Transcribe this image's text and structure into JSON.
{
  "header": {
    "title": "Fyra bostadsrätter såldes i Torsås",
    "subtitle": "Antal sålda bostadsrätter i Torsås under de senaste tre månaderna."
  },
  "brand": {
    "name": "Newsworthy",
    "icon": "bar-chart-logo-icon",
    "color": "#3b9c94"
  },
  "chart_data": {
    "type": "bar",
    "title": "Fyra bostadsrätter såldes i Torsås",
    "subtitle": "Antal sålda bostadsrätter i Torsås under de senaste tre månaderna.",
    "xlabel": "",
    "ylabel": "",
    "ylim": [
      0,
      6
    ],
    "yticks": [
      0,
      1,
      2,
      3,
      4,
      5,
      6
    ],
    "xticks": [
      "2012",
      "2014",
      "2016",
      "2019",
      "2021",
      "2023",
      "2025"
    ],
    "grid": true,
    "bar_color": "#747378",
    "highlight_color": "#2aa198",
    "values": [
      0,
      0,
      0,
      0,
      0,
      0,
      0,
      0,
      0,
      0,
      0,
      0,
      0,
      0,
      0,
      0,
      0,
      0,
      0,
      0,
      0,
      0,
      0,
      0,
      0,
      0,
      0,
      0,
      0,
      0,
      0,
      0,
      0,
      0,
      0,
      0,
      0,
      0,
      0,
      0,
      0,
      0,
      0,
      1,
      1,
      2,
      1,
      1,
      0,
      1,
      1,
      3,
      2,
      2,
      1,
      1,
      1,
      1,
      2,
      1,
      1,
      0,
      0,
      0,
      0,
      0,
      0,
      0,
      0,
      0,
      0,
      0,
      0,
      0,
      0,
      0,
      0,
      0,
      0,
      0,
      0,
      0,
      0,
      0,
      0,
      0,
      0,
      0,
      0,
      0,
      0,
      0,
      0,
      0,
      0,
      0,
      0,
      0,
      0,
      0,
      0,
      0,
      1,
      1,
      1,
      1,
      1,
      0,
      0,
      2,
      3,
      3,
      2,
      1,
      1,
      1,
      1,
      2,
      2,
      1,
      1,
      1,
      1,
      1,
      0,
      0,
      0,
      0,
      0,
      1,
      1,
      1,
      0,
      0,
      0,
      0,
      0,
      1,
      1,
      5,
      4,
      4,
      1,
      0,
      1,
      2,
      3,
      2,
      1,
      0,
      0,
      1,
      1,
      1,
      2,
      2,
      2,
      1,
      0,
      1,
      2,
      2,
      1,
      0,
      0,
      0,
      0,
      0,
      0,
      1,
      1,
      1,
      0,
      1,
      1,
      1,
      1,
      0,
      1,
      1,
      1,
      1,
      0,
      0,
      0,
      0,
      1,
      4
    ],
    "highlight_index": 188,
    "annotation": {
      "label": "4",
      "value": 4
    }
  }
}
• • •
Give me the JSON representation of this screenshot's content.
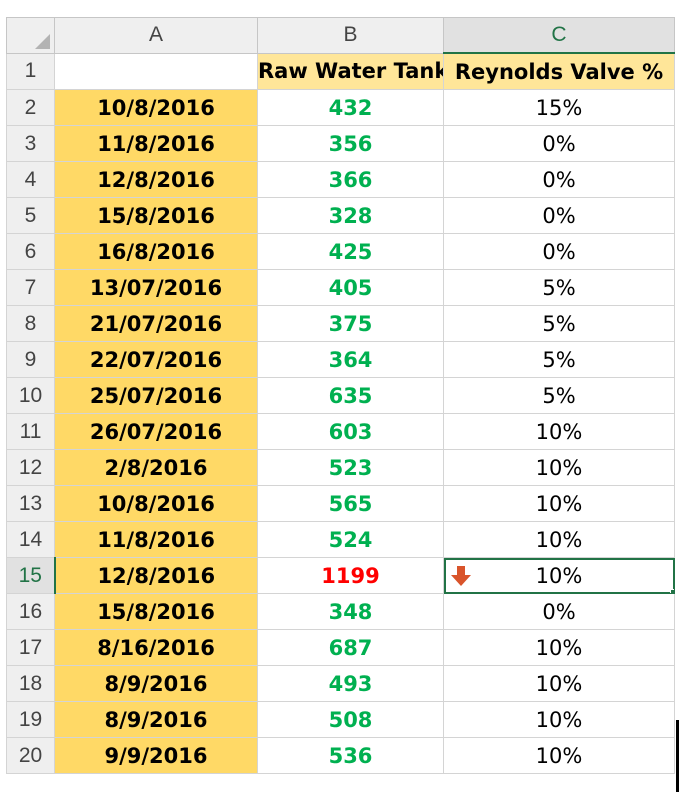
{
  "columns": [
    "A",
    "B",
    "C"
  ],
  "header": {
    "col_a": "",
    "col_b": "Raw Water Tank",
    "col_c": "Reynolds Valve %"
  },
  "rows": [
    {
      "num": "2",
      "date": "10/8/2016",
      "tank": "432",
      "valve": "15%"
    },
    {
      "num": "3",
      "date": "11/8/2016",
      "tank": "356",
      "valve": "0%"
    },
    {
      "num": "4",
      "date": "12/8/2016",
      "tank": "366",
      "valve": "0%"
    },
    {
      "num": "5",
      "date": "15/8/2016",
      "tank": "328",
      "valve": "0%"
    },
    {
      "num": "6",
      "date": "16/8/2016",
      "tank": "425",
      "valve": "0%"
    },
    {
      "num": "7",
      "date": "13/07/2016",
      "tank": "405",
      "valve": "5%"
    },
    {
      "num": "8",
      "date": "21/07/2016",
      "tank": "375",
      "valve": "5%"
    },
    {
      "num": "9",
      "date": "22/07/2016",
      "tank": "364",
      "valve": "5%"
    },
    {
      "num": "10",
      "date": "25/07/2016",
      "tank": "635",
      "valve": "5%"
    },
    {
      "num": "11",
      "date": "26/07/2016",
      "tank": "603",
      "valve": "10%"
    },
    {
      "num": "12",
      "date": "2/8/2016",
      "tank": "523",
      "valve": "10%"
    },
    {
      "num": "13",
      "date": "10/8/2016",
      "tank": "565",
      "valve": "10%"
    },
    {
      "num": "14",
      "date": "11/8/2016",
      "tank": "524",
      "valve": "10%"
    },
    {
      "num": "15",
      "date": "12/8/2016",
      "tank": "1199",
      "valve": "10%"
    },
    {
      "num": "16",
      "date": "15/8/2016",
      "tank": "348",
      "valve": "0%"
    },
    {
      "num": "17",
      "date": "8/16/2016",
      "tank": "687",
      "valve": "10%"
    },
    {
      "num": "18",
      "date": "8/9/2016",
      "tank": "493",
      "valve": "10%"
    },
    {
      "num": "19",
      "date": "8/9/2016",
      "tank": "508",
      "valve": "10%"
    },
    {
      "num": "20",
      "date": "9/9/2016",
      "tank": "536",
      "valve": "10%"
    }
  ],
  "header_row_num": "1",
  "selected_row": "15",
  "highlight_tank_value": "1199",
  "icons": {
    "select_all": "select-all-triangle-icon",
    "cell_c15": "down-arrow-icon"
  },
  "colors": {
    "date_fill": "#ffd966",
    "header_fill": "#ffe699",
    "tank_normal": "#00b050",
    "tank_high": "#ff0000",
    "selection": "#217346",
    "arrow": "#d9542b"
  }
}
• • •
→ **Written exercise**:
Wherever "this" shows up in a line, copy that line.

→ **The reply**:
Transcribe this image's text and structure into JSON.
Give me the JSON representation of this screenshot's content.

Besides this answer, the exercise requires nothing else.